_Problem description:_ Search the data below for the string "scale". Extract every line that contains it.

Start of Input records

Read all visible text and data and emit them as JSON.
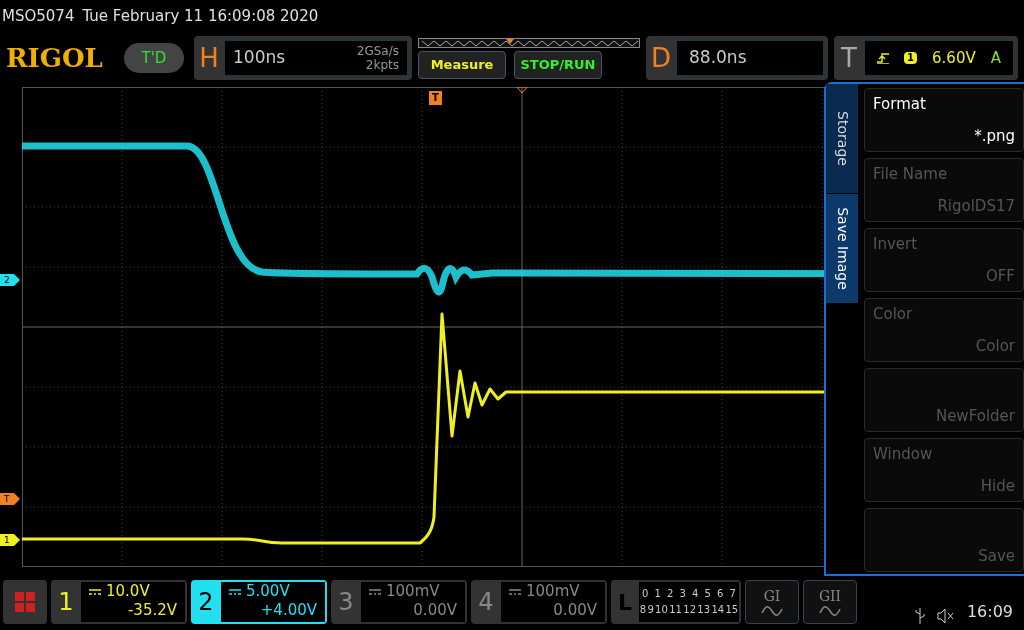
{
  "title_bar": {
    "model": "MSO5074",
    "datetime": "Tue February 11 16:09:08 2020"
  },
  "top_bar": {
    "logo": "RIGOL",
    "run_state": "T'D",
    "horizontal": {
      "letter": "H",
      "timebase": "100ns",
      "sample_rate": "2GSa/s",
      "memory_depth": "2kpts"
    },
    "measure_button": "Measure",
    "stop_run_button": "STOP/RUN",
    "delay": {
      "letter": "D",
      "value": "88.0ns"
    },
    "trigger": {
      "letter": "T",
      "source": "1",
      "level": "6.60V",
      "mode": "A"
    }
  },
  "markers": [
    {
      "label": "2",
      "color": "#22e0f0"
    },
    {
      "label": "T",
      "color": "#f08020"
    },
    {
      "label": "1",
      "color": "#f0f020"
    }
  ],
  "trigger_marker": "T",
  "menu": {
    "tabs": [
      {
        "label": "Storage",
        "selected": false
      },
      {
        "label": "Save Image",
        "selected": true
      }
    ],
    "items": [
      {
        "label": "Format",
        "value": "*.png",
        "disabled": false
      },
      {
        "label": "File Name",
        "value": "RigolDS17",
        "disabled": true
      },
      {
        "label": "Invert",
        "value": "OFF",
        "disabled": true
      },
      {
        "label": "Color",
        "value": "Color",
        "disabled": true
      },
      {
        "value": "NewFolder",
        "disabled": true
      },
      {
        "label": "Window",
        "value": "Hide",
        "disabled": true
      },
      {
        "value": "Save",
        "disabled": true
      }
    ]
  },
  "channels": [
    {
      "number": "1",
      "scale": "10.0V",
      "offset": "-35.2V",
      "on": true,
      "selected": false,
      "color": "#f0f020"
    },
    {
      "number": "2",
      "scale": "5.00V",
      "offset": "+4.00V",
      "on": true,
      "selected": true,
      "color": "#22e0f0"
    },
    {
      "number": "3",
      "scale": "100mV",
      "offset": "0.00V",
      "on": false,
      "selected": false
    },
    {
      "number": "4",
      "scale": "100mV",
      "offset": "0.00V",
      "on": false,
      "selected": false
    }
  ],
  "logic": {
    "letter": "L",
    "row_1": [
      "0",
      "1",
      "2",
      "3",
      "4",
      "5",
      "6",
      "7"
    ],
    "row_2": [
      "8",
      "9",
      "10",
      "11",
      "12",
      "13",
      "14",
      "15"
    ]
  },
  "generators": [
    "GI",
    "GII"
  ],
  "clock": "16:09"
}
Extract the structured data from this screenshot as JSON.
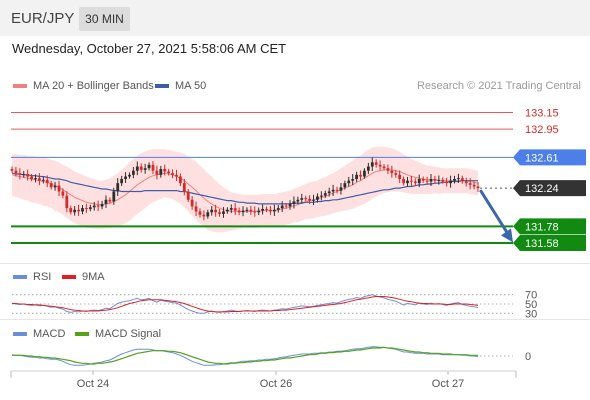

End of Input records

_Result for this exercise:_
      "scale": "10.0V",
      "scale": "5.00V",
      "scale": "100mV",
      "scale": "100mV",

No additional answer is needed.